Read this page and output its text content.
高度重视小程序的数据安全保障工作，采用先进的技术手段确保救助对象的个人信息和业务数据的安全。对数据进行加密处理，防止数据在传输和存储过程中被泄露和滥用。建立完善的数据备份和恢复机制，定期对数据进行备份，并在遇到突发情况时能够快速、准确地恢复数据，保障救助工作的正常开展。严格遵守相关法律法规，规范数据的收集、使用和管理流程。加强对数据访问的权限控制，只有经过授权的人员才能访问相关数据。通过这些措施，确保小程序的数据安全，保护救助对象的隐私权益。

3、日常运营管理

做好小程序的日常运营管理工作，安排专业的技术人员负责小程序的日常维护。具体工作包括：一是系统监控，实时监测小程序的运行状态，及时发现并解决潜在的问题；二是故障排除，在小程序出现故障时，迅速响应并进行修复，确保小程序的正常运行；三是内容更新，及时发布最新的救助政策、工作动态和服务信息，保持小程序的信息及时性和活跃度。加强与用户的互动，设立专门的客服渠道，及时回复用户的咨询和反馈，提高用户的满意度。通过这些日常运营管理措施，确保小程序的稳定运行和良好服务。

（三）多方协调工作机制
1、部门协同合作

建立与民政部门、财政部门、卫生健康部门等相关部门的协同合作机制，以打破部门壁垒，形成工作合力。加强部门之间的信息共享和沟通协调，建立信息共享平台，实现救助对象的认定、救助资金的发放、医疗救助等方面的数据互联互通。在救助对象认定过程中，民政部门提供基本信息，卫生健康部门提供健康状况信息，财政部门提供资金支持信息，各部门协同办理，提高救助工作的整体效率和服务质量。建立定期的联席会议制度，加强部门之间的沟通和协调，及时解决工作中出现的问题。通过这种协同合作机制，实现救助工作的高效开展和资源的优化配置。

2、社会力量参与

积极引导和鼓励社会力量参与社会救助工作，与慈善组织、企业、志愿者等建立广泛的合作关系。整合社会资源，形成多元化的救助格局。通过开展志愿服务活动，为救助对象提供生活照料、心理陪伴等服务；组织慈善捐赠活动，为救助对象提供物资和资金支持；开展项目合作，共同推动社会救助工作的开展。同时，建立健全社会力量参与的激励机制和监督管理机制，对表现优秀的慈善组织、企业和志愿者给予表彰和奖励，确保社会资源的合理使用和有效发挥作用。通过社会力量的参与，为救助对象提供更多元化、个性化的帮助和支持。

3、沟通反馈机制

----

## WHAT TO PRODUCE
The records above should be duplicated in full, exactly as given.

## FULL ANSWER
Read this page and output its text content.
高度重视小程序的数据安全保障工作，采用先进的技术手段确保救助对象的个人信息和业务数据的安全。对数据进行加密处理，防止数据在传输和存储过程中被泄露和滥用。建立完善的数据备份和恢复机制，定期对数据进行备份，并在遇到突发情况时能够快速、准确地恢复数据，保障救助工作的正常开展。严格遵守相关法律法规，规范数据的收集、使用和管理流程。加强对数据访问的权限控制，只有经过授权的人员才能访问相关数据。通过这些措施，确保小程序的数据安全，保护救助对象的隐私权益。

3、日常运营管理

做好小程序的日常运营管理工作，安排专业的技术人员负责小程序的日常维护。具体工作包括：一是系统监控，实时监测小程序的运行状态，及时发现并解决潜在的问题；二是故障排除，在小程序出现故障时，迅速响应并进行修复，确保小程序的正常运行；三是内容更新，及时发布最新的救助政策、工作动态和服务信息，保持小程序的信息及时性和活跃度。加强与用户的互动，设立专门的客服渠道，及时回复用户的咨询和反馈，提高用户的满意度。通过这些日常运营管理措施，确保小程序的稳定运行和良好服务。

（三）多方协调工作机制
1、部门协同合作

建立与民政部门、财政部门、卫生健康部门等相关部门的协同合作机制，以打破部门壁垒，形成工作合力。加强部门之间的信息共享和沟通协调，建立信息共享平台，实现救助对象的认定、救助资金的发放、医疗救助等方面的数据互联互通。在救助对象认定过程中，民政部门提供基本信息，卫生健康部门提供健康状况信息，财政部门提供资金支持信息，各部门协同办理，提高救助工作的整体效率和服务质量。建立定期的联席会议制度，加强部门之间的沟通和协调，及时解决工作中出现的问题。通过这种协同合作机制，实现救助工作的高效开展和资源的优化配置。

2、社会力量参与

积极引导和鼓励社会力量参与社会救助工作，与慈善组织、企业、志愿者等建立广泛的合作关系。整合社会资源，形成多元化的救助格局。通过开展志愿服务活动，为救助对象提供生活照料、心理陪伴等服务；组织慈善捐赠活动，为救助对象提供物资和资金支持；开展项目合作，共同推动社会救助工作的开展。同时，建立健全社会力量参与的激励机制和监督管理机制，对表现优秀的慈善组织、企业和志愿者给予表彰和奖励，确保社会资源的合理使用和有效发挥作用。通过社会力量的参与，为救助对象提供更多元化、个性化的帮助和支持。

3、沟通反馈机制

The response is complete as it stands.